== Material provided
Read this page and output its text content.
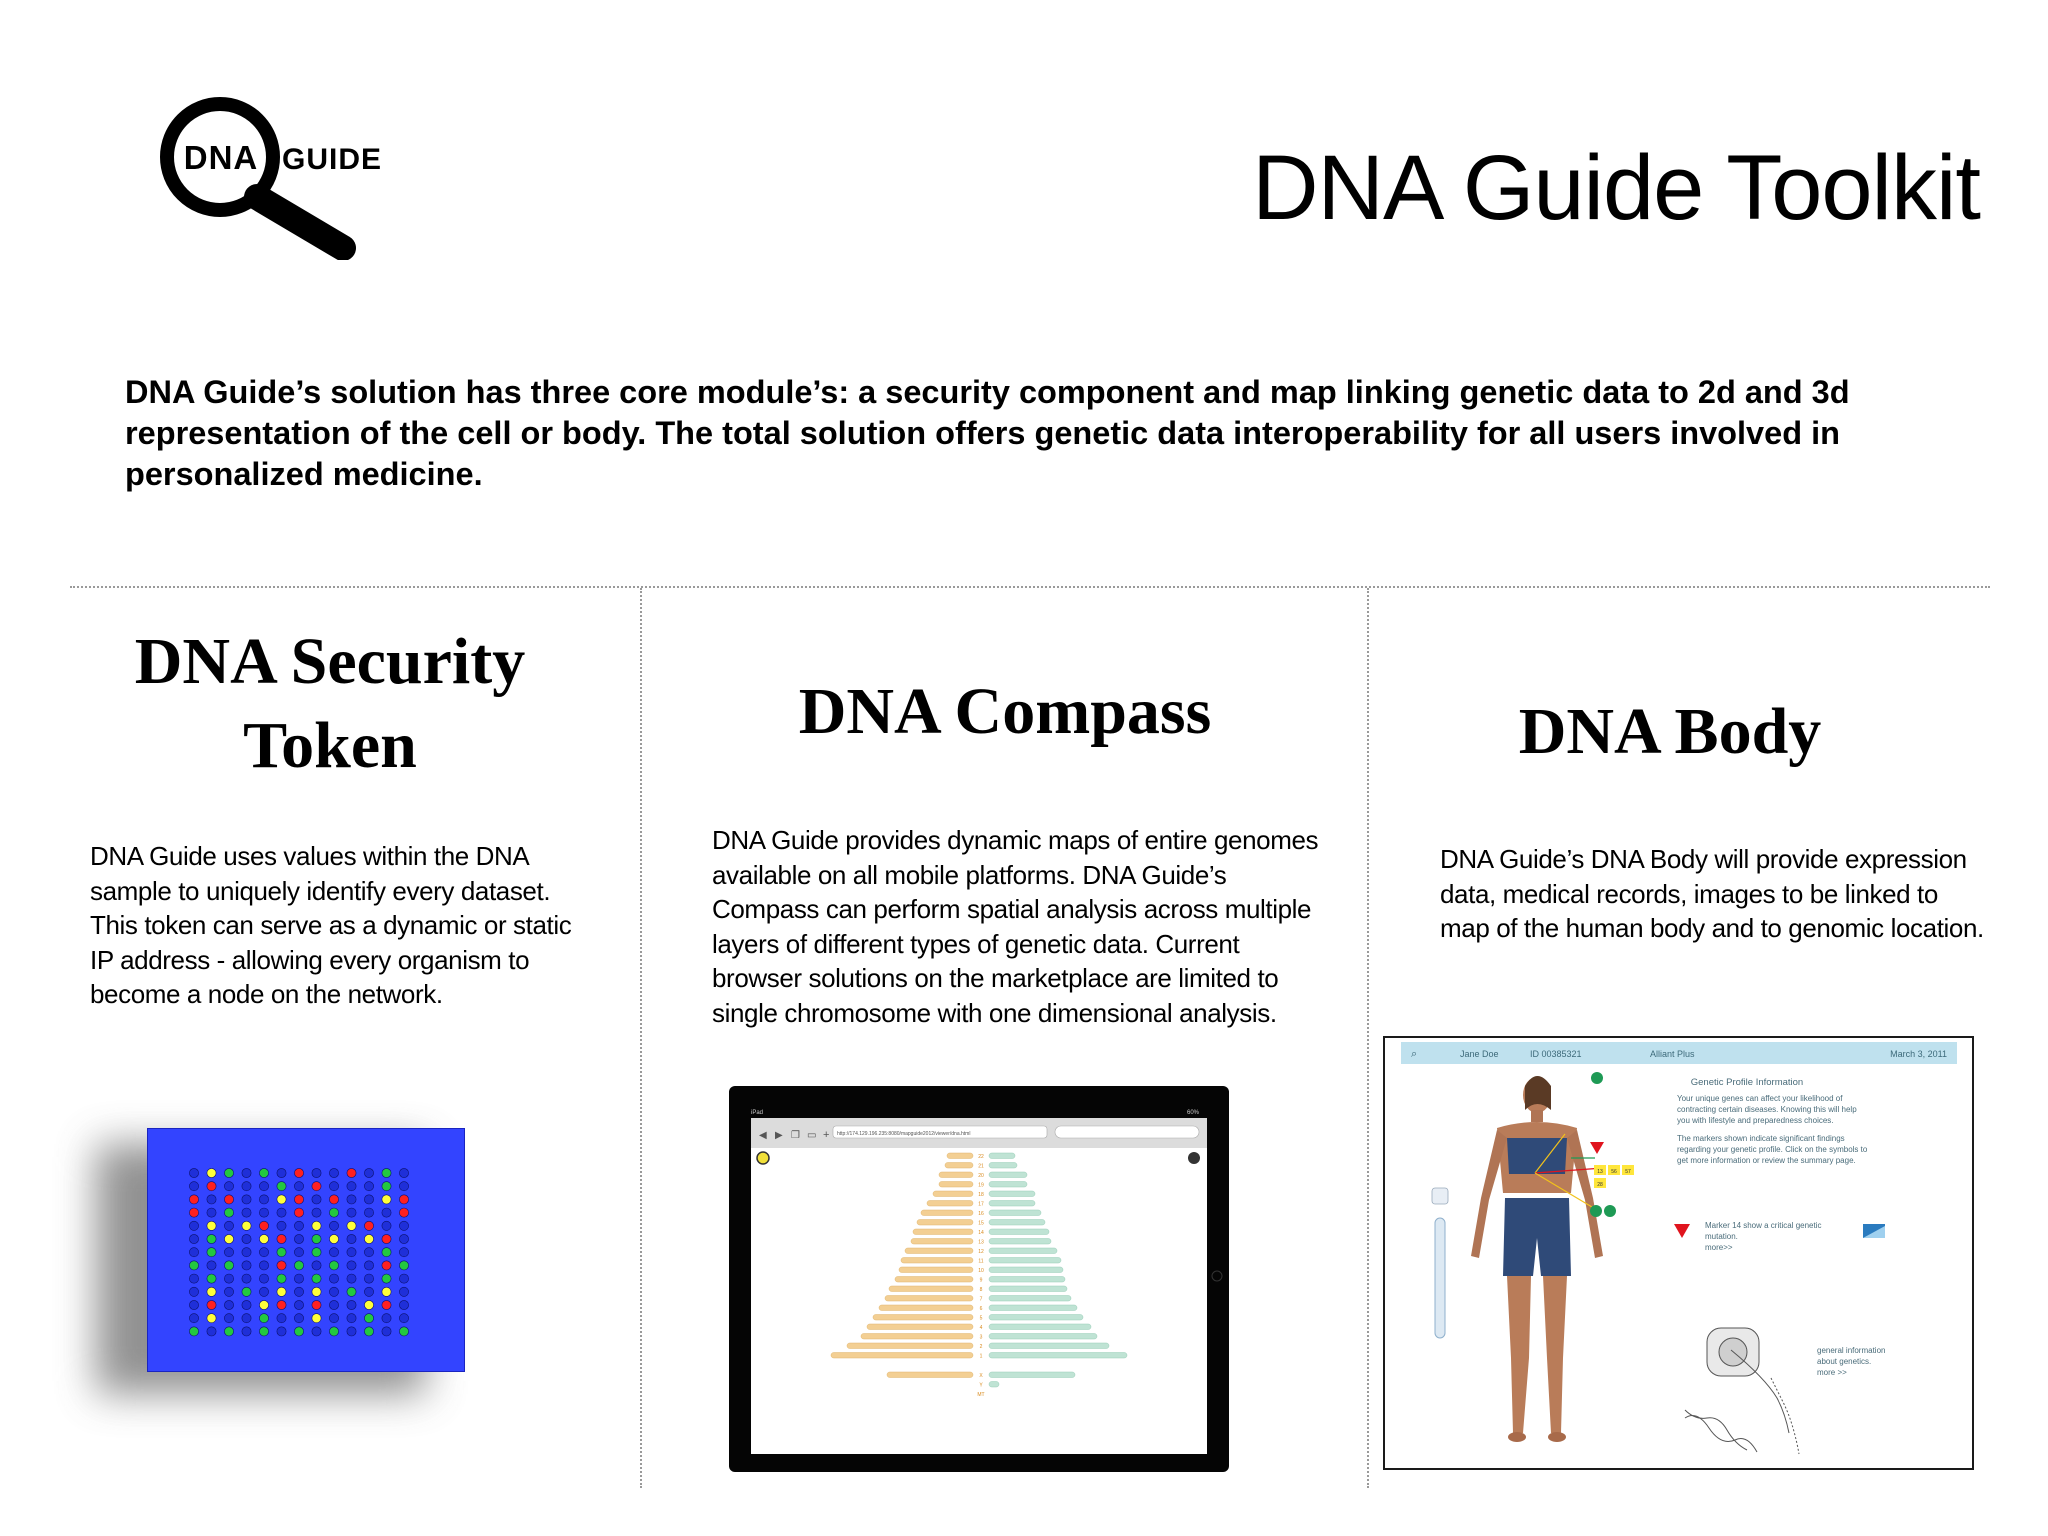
DNA GUIDE	DNA Guide Toolkit
DNA Guide’s solution has three core module’s: a security component and map linking genetic data to 2d and 3d representation of the cell or body. The total solution offers genetic data interoperability for all users involved in personalized medicine.
DNA Security
Token
DNA Guide uses values within the DNA
sample to uniquely identify every dataset.
This token can serve as a dynamic or static
IP address - allowing every organism to
become a node on the network.
DNA Compass
DNA Guide provides dynamic maps of entire genomes
available on all mobile platforms. DNA Guide’s
Compass can perform spatial analysis across multiple
layers of different types of genetic data. Current
browser solutions on the marketplace are limited to
single chromosome with one dimensional analysis.
iPad	60%
◀ ▶ ❐ ▭ + http://174.129.196.235:8080/mapguide2012/viewer/dna.html
22
21
20
19
18
17
16
15
14
13
12
11
10
9
8
7
6
5
4
3
2
1
X
Y
MT
DNA Body
DNA Guide’s DNA Body will provide expression
data, medical records, images to be linked to
map of the human body and to genomic location.
⌕	Jane Doe	ID 00385321	Alliant Plus	March 3, 2011
13 56 57
28
Genetic Profile Information
Your unique genes can affect your likelihood of
contracting certain diseases. Knowing this will help
you with lifestyle and preparedness choices.
The markers shown indicate significant findings
regarding your genetic profile. Click on the symbols to
get more information or review the summary page.
Marker 14 show a critical genetic
mutation.
more>>
general information
about genetics.
more >>
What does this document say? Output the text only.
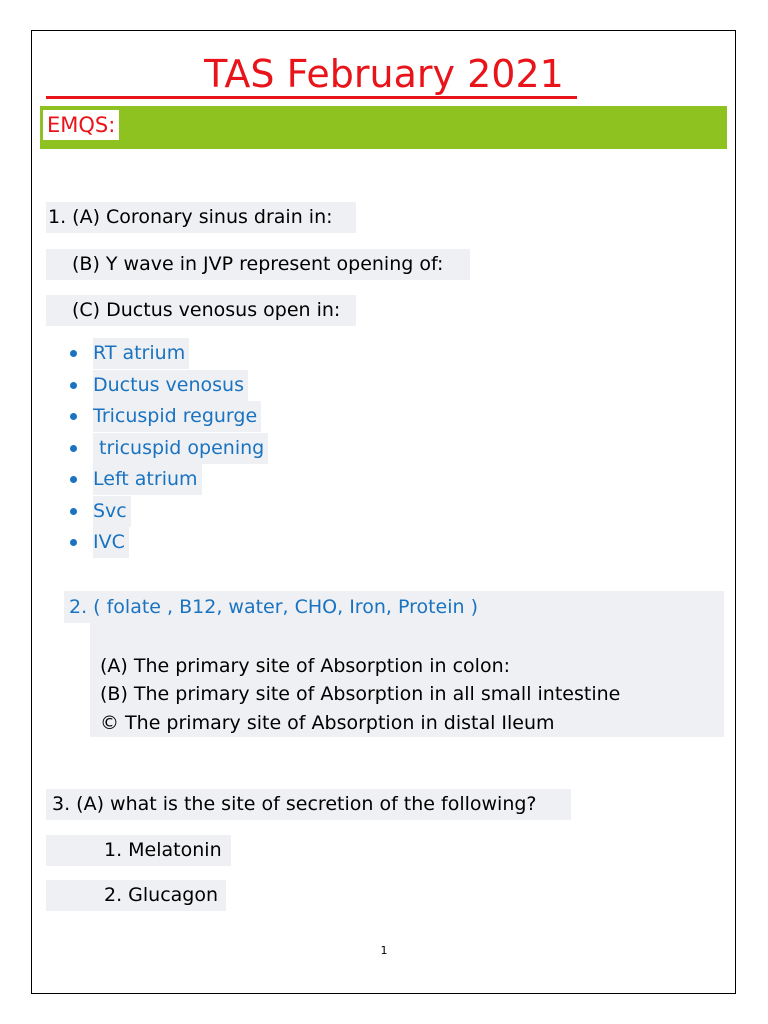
TAS February 2021
EMQS:
1. (A) Coronary sinus drain in:
(B) Y wave in JVP represent opening of:
(C) Ductus venosus open in:
RT atrium
Ductus venosus
Tricuspid regurge
tricuspid opening
Left atrium
Svc
IVC
2. ( folate , B12, water, CHO, Iron, Protein )
(A) The primary site of Absorption in colon:
(B) The primary site of Absorption in all small intestine
© The primary site of Absorption in distal Ileum
3. (A) what is the site of secretion of the following?
1. Melatonin
2. Glucagon
1
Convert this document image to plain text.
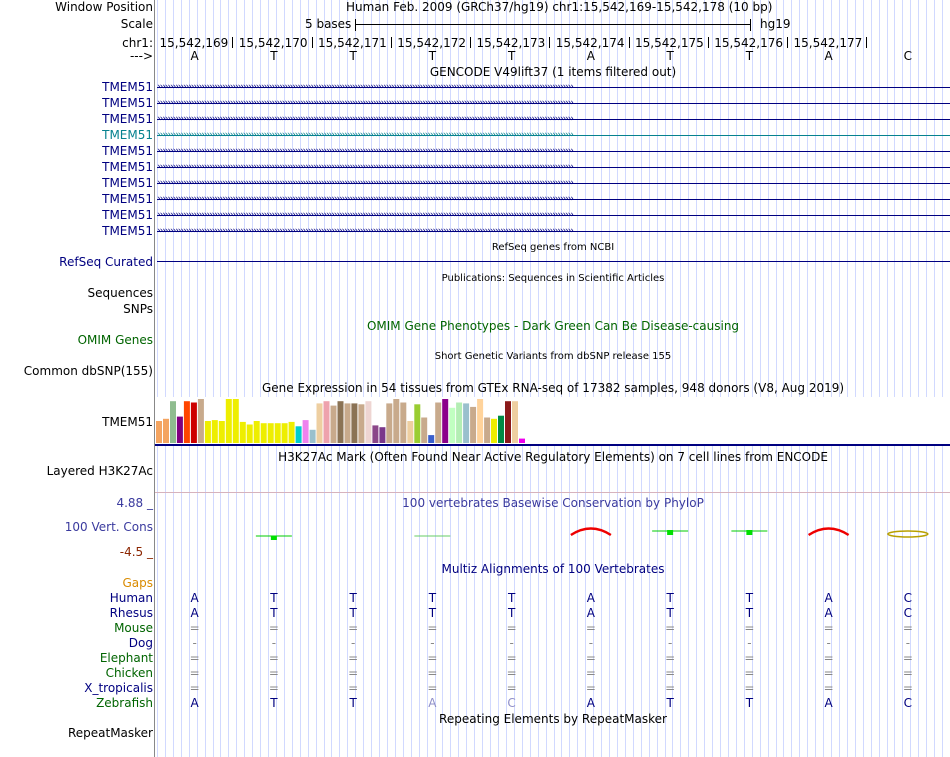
Window Position	Human Feb. 2009 (GRCh37/hg19) chr1:15,542,169-15,542,178 (10 bp)
Scale	5 bases	hg19
chr1: 15,542,169 15,542,170 15,542,171 15,542,172 15,542,173 15,542,174 15,542,175 15,542,176 15,542,177
--->	A	T	T	T	T	A	T	T	A	C
GENCODE V49lift37 (1 items filtered out)
TMEM51 ››››››››››››››››››››››››››››››››››››››››››››››››››››››››››››››››››››››››››››››››››››››››››››››››››››››››››››››››››››››››››››››››››››››››››››››››››››››››››››››››
TMEM51 ››››››››››››››››››››››››››››››››››››››››››››››››››››››››››››››››››››››››››››››››››››››››››››››››››››››››››››››››››››››››››››››››››››››››››››››››››››››››››››››››
TMEM51 ››››››››››››››››››››››››››››››››››››››››››››››››››››››››››››››››››››››››››››››››››››››››››››››››››››››››››››››››››››››››››››››››››››››››››››››››››››››››››››››››
TMEM51 ››››››››››››››››››››››››››››››››››››››››››››››››››››››››››››››››››››››››››››››››››››››››››››››››››››››››››››››››››››››››››››››››››››››››››››››››››››››››››››››››
TMEM51 ››››››››››››››››››››››››››››››››››››››››››››››››››››››››››››››››››››››››››››››››››››››››››››››››››››››››››››››››››››››››››››››››››››››››››››››››››››››››››››››››
TMEM51 ››››››››››››››››››››››››››››››››››››››››››››››››››››››››››››››››››››››››››››››››››››››››››››››››››››››››››››››››››››››››››››››››››››››››››››››››››››››››››››››››
TMEM51 ››››››››››››››››››››››››››››››››››››››››››››››››››››››››››››››››››››››››››››››››››››››››››››››››››››››››››››››››››››››››››››››››››››››››››››››››››››››››››››››››
TMEM51 ››››››››››››››››››››››››››››››››››››››››››››››››››››››››››››››››››››››››››››››››››››››››››››››››››››››››››››››››››››››››››››››››››››››››››››››››››››››››››››››››
TMEM51 ››››››››››››››››››››››››››››››››››››››››››››››››››››››››››››››››››››››››››››››››››››››››››››››››››››››››››››››››››››››››››››››››››››››››››››››››››››››››››››››››
TMEM51 ››››››››››››››››››››››››››››››››››››››››››››››››››››››››››››››››››››››››››››››››››››››››››››››››››››››››››››››››››››››››››››››››››››››››››››››››››››››››››››››››
RefSeq genes from NCBI
RefSeq Curated
Publications: Sequences in Scientific Articles
Sequences
SNPs
OMIM Gene Phenotypes - Dark Green Can Be Disease-causing
OMIM Genes
Short Genetic Variants from dbSNP release 155
Common dbSNP(155)
Gene Expression in 54 tissues from GTEx RNA-seq of 17382 samples, 948 donors (V8, Aug 2019)
TMEM51
H3K27Ac Mark (Often Found Near Active Regulatory Elements) on 7 cell lines from ENCODE
Layered H3K27Ac
100 vertebrates Basewise Conservation by PhyloP
4.88 _
100 Vert. Cons
-4.5 _
Multiz Alignments of 100 Vertebrates
Gaps
Human	A	T	T	T	T	A	T	T	A	C
Rhesus	A	T	T	T	T	A	T	T	A	C
Mouse	=	=	=	=	=	=	=	=	=	=
Dog	-	-	-	-	-	-	-	-	-	-
Elephant	=	=	=	=	=	=	=	=	=	=
Chicken	=	=	=	=	=	=	=	=	=	=
X_tropicalis	=	=	=	=	=	=	=	=	=	=
Zebrafish	A	T	T	A	C	A	T	T	A	C
Repeating Elements by RepeatMasker
RepeatMasker
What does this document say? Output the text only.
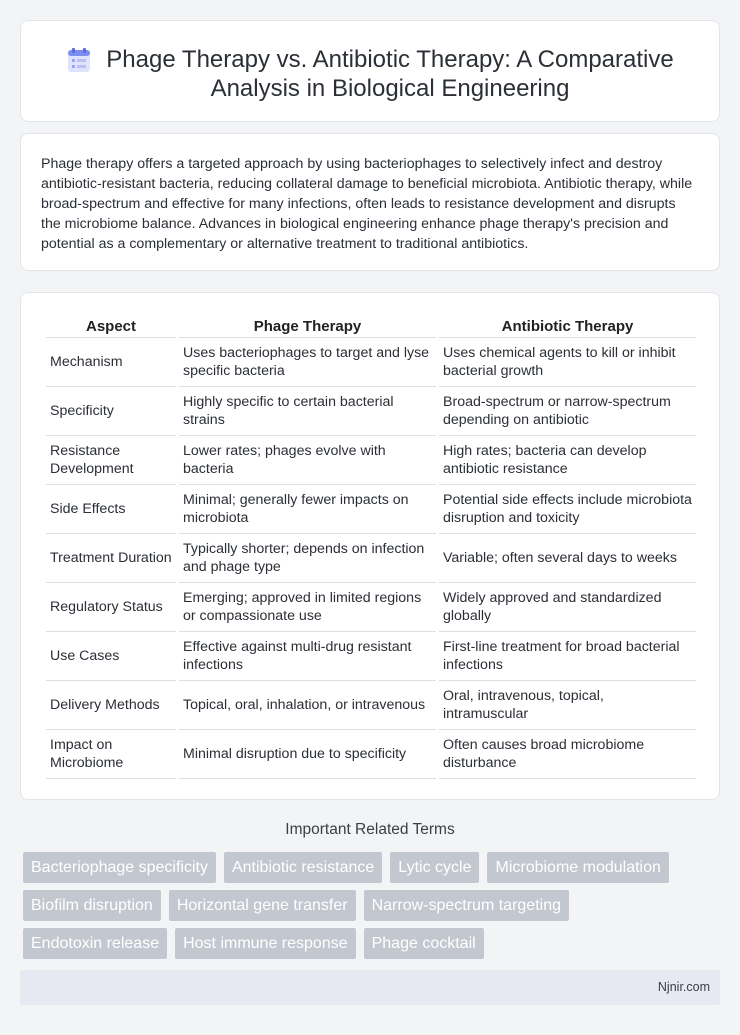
Phage Therapy vs. Antibiotic Therapy: A Comparative Analysis in Biological Engineering

Phage therapy offers a targeted approach by using bacteriophages to selectively infect and destroy antibiotic-resistant bacteria, reducing collateral damage to beneficial microbiota. Antibiotic therapy, while broad-spectrum and effective for many infections, often leads to resistance development and disrupts the microbiome balance. Advances in biological engineering enhance phage therapy's precision and potential as a complementary or alternative treatment to traditional antibiotics.

Aspect	Phage Therapy	Antibiotic Therapy
Mechanism	Uses bacteriophages to target and lyse specific bacteria	Uses chemical agents to kill or inhibit bacterial growth
Specificity	Highly specific to certain bacterial strains	Broad-spectrum or narrow-spectrum depending on antibiotic
Resistance Development	Lower rates; phages evolve with bacteria	High rates; bacteria can develop antibiotic resistance
Side Effects	Minimal; generally fewer impacts on microbiota	Potential side effects include microbiota disruption and toxicity
Treatment Duration	Typically shorter; depends on infection and phage type	Variable; often several days to weeks
Regulatory Status	Emerging; approved in limited regions or compassionate use	Widely approved and standardized globally
Use Cases	Effective against multi-drug resistant infections	First-line treatment for broad bacterial infections
Delivery Methods	Topical, oral, inhalation, or intravenous	Oral, intravenous, topical, intramuscular
Impact on Microbiome	Minimal disruption due to specificity	Often causes broad microbiome disturbance
Important Related Terms
Bacteriophage specificity	Antibiotic resistance	Lytic cycle	Microbiome modulation
Biofilm disruption	Horizontal gene transfer	Narrow-spectrum targeting
Endotoxin release	Host immune response	Phage cocktail
Njnir.com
====
Within the listing above, copy each line that has the string "cell".

DNA Guide’s solution has three core module’s: a security component and map linking genetic data to 2d and 3d representation of the cell or body. The total solution offers genetic data interoperability for all users involved in personalized medicine.
H3K27Ac Mark (Often Found Near Active Regulatory Elements) on 7 cell lines from ENCODE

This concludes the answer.